-------- Record set

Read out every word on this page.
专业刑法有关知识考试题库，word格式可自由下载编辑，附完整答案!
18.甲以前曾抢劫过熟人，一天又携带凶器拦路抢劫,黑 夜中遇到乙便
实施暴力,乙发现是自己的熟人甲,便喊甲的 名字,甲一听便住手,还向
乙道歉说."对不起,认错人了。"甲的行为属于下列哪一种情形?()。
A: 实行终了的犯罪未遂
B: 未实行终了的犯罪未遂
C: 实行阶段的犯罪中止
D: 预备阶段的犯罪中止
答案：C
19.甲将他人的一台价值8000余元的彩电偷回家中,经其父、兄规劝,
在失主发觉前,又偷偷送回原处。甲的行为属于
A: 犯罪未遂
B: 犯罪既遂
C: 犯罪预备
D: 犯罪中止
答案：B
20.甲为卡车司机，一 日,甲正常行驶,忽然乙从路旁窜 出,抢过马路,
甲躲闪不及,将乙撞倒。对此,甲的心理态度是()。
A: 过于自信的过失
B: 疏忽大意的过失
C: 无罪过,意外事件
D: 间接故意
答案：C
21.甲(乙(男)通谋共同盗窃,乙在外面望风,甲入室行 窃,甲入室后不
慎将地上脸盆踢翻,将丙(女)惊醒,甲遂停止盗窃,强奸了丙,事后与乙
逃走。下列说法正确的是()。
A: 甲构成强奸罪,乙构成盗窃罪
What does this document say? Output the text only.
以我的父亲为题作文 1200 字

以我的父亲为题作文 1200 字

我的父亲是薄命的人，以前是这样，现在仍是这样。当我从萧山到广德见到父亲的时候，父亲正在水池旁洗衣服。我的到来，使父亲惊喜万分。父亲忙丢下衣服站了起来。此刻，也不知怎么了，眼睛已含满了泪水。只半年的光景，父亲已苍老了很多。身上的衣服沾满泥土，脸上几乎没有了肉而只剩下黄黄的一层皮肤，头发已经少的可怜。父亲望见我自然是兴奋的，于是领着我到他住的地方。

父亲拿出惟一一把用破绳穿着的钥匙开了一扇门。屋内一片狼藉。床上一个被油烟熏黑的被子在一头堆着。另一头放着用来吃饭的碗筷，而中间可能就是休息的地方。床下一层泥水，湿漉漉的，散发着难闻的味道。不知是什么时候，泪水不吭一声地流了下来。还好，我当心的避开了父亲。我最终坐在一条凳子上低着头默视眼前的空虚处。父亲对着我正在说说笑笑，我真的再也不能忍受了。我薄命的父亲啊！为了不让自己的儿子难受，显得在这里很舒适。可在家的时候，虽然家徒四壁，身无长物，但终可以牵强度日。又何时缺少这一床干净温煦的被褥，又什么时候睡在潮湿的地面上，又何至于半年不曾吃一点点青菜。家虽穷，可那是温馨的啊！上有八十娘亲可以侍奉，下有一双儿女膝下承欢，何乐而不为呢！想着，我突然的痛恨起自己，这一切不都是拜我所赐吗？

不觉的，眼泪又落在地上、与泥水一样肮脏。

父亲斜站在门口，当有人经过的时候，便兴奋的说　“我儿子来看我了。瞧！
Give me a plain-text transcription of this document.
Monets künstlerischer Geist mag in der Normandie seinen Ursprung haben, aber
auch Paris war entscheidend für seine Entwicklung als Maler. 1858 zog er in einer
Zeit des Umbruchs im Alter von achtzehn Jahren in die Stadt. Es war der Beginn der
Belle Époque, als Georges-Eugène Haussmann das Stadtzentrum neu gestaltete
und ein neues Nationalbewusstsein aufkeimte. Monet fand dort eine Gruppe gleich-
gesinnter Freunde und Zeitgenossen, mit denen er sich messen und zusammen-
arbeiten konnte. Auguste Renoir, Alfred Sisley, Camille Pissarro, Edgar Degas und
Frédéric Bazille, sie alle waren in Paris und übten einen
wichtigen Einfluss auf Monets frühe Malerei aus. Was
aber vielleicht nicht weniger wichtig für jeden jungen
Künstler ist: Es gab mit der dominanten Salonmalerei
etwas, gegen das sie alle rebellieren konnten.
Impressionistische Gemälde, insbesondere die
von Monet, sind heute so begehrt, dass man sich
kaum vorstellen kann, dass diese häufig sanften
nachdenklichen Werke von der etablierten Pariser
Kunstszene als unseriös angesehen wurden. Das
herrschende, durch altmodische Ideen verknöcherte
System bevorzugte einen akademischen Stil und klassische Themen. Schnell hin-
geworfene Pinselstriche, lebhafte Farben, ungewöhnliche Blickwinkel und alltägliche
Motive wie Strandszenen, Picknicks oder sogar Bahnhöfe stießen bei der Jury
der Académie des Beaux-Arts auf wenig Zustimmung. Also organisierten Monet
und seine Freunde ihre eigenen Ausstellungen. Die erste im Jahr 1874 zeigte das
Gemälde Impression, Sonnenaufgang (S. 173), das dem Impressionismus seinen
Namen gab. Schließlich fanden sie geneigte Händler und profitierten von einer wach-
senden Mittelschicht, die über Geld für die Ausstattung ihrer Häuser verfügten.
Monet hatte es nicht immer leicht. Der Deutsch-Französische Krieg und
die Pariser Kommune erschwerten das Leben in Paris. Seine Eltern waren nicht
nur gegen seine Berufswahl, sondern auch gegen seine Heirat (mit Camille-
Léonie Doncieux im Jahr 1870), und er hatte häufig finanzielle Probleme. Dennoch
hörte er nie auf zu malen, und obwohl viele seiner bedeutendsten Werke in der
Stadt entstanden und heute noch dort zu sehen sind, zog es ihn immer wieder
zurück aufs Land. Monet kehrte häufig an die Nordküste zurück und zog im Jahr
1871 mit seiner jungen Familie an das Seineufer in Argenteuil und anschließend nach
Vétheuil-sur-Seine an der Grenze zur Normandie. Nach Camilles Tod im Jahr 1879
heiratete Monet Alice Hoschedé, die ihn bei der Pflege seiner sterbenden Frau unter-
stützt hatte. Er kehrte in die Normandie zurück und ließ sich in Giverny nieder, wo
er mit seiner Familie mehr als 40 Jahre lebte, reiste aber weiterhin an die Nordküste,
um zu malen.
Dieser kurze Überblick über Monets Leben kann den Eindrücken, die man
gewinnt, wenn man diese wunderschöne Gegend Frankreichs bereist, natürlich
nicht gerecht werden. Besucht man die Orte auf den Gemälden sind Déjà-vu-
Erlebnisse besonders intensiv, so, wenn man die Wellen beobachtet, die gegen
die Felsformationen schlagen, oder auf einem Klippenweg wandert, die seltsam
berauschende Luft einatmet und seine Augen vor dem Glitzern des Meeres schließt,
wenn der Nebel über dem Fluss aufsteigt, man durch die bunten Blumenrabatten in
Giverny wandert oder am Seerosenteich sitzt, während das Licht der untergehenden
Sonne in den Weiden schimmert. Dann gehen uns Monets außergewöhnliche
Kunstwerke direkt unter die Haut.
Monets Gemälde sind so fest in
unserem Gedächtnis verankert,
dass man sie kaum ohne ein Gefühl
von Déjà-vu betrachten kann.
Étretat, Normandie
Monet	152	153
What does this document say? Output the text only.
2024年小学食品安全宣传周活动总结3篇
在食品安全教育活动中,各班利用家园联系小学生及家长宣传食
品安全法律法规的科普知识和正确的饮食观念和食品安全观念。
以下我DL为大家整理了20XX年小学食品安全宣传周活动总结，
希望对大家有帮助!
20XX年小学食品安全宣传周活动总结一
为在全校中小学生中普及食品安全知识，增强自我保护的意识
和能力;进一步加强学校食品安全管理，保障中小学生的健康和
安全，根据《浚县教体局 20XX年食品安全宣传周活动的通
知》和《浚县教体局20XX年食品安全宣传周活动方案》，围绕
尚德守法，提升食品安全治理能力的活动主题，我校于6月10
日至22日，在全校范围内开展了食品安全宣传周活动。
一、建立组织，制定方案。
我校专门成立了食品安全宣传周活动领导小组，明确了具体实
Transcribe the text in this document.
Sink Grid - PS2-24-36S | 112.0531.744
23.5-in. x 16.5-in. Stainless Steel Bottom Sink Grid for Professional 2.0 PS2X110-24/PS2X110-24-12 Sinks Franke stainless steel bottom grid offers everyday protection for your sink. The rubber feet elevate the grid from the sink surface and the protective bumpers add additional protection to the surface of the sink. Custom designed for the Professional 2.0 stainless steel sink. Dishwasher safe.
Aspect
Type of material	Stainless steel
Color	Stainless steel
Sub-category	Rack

----------------

→ **What is needed**
In the listing above, find each line with the word "document" and copy it.

→ **Task output**
What does this document say? Output the text only.
Give me a plain-text transcription of this document.
What does this document say? Output the text only.
Transcribe the text in this document.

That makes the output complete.